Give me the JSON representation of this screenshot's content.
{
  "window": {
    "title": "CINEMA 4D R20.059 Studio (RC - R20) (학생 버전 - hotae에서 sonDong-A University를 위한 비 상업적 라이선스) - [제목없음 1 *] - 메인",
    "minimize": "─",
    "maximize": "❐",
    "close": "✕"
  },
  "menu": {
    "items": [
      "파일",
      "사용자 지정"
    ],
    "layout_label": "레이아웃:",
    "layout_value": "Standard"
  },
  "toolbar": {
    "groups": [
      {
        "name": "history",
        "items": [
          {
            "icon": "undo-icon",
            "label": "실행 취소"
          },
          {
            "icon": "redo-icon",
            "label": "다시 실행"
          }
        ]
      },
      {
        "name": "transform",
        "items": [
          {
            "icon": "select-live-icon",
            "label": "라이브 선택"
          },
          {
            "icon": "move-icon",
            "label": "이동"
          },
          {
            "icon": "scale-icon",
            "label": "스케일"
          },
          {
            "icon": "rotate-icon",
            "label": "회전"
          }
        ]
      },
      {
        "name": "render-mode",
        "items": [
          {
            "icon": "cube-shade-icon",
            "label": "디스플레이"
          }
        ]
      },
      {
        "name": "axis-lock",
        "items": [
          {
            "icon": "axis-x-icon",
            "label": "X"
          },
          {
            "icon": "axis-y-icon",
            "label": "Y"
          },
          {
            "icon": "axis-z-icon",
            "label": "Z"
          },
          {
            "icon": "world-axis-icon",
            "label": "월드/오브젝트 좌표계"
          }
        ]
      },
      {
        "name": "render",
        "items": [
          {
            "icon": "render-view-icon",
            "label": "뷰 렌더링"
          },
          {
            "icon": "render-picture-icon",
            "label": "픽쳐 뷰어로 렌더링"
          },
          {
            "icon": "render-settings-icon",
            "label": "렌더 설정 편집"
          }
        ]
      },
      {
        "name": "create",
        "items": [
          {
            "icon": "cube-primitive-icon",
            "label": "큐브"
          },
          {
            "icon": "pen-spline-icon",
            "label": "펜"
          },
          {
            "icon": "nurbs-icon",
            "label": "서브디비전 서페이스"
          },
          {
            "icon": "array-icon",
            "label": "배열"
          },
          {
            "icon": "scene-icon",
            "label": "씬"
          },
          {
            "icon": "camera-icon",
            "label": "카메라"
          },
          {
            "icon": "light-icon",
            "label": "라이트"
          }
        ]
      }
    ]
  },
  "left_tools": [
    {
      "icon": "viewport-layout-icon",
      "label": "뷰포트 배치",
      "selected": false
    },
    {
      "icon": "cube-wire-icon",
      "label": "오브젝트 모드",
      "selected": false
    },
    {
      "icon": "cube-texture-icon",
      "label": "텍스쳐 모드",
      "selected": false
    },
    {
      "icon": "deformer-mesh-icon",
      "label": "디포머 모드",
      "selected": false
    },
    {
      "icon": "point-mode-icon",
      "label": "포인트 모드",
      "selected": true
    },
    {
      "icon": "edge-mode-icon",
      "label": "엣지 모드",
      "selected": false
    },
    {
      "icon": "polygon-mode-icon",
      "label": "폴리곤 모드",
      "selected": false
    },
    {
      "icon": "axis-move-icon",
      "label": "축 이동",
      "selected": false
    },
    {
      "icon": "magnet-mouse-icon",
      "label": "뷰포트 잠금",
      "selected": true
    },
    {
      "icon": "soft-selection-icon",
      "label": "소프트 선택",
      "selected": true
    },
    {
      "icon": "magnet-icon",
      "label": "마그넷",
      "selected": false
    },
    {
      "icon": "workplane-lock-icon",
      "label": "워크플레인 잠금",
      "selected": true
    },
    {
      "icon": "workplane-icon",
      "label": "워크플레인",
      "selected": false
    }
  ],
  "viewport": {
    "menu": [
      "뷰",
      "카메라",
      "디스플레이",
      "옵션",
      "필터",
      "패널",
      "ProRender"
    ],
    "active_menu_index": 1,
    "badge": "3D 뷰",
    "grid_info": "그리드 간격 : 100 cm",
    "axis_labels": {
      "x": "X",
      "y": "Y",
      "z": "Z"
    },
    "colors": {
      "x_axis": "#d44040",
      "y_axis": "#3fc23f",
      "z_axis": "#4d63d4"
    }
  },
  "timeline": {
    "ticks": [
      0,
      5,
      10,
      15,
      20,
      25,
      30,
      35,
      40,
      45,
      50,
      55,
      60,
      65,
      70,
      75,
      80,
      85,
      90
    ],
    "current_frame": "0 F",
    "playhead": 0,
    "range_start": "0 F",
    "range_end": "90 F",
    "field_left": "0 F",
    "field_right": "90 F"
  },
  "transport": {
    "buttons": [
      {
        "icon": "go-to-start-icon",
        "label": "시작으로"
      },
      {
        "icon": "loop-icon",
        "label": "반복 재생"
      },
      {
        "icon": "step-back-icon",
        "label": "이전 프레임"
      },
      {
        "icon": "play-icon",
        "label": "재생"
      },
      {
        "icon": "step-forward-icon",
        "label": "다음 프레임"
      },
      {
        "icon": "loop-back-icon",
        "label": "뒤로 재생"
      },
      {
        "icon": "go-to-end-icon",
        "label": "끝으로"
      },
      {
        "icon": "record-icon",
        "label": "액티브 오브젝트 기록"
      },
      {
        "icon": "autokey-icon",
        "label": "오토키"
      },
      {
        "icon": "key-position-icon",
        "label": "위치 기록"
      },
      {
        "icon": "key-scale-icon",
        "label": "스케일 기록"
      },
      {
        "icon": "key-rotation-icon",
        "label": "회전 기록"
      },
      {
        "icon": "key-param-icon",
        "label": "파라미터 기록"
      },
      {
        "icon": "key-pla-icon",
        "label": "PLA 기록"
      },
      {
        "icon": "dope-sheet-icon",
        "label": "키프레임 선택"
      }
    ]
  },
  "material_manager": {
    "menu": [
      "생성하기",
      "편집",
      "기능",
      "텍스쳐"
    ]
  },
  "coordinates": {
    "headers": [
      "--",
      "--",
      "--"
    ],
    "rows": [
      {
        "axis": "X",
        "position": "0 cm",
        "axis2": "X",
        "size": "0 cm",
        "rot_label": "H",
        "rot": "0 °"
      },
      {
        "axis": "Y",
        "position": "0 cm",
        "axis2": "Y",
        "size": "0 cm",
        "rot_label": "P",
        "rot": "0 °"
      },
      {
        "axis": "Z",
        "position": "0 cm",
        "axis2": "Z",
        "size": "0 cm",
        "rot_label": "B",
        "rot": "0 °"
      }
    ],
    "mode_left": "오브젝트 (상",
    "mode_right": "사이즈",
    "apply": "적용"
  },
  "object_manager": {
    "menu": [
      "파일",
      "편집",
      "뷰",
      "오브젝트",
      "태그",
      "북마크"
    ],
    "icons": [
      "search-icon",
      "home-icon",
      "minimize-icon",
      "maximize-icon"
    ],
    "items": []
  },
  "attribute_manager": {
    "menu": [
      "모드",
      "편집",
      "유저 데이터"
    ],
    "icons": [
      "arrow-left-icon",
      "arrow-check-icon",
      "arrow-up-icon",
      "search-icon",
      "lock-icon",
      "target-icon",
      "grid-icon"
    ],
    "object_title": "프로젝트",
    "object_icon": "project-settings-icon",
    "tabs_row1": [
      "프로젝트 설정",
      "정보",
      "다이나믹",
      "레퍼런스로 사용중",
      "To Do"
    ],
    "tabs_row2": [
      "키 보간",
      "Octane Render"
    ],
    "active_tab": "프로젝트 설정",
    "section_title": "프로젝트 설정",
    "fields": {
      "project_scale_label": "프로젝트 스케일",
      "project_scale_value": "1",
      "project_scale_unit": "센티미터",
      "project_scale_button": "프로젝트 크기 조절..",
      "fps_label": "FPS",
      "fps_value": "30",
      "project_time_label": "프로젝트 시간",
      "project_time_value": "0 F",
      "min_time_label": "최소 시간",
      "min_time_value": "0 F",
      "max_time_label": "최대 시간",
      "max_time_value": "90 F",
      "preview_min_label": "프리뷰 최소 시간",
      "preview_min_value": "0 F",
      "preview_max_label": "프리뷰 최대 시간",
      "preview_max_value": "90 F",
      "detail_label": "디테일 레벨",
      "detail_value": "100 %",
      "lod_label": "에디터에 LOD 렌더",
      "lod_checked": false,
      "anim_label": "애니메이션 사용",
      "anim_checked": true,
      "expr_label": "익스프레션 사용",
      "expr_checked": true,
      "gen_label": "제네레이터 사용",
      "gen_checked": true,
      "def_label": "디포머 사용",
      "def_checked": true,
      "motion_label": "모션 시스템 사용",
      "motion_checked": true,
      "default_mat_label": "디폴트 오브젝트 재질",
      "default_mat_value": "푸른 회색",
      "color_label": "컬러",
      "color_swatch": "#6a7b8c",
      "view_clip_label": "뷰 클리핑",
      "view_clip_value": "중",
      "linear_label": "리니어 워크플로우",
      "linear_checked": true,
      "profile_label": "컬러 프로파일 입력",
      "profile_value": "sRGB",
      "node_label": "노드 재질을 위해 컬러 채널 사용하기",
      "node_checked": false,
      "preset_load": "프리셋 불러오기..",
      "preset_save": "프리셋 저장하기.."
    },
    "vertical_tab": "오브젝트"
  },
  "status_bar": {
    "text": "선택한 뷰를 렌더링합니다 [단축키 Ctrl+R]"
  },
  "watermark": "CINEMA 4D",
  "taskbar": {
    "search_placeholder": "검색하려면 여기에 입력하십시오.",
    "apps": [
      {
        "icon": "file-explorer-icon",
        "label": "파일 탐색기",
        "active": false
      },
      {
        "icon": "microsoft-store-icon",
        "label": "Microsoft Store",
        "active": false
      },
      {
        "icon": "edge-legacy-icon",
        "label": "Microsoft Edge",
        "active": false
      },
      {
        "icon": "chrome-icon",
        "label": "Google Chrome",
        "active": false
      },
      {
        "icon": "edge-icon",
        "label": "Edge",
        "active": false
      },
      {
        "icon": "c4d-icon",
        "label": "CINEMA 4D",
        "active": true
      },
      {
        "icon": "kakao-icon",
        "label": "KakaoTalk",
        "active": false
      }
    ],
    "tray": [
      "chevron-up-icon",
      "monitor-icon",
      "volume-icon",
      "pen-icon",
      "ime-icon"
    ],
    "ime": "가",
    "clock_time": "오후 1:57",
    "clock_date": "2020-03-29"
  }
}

The exercise: Check each line above for the word "CINEMA" and copy the ones that have it.

Task result:
    "title": "CINEMA 4D R20.059 Studio (RC - R20) (학생 버전 - hotae에서 sonDong-A University를 위한 비 상업적 라이선스) - [제목없음 1 *] - 메인",
  "watermark": "CINEMA 4D",
        "label": "CINEMA 4D",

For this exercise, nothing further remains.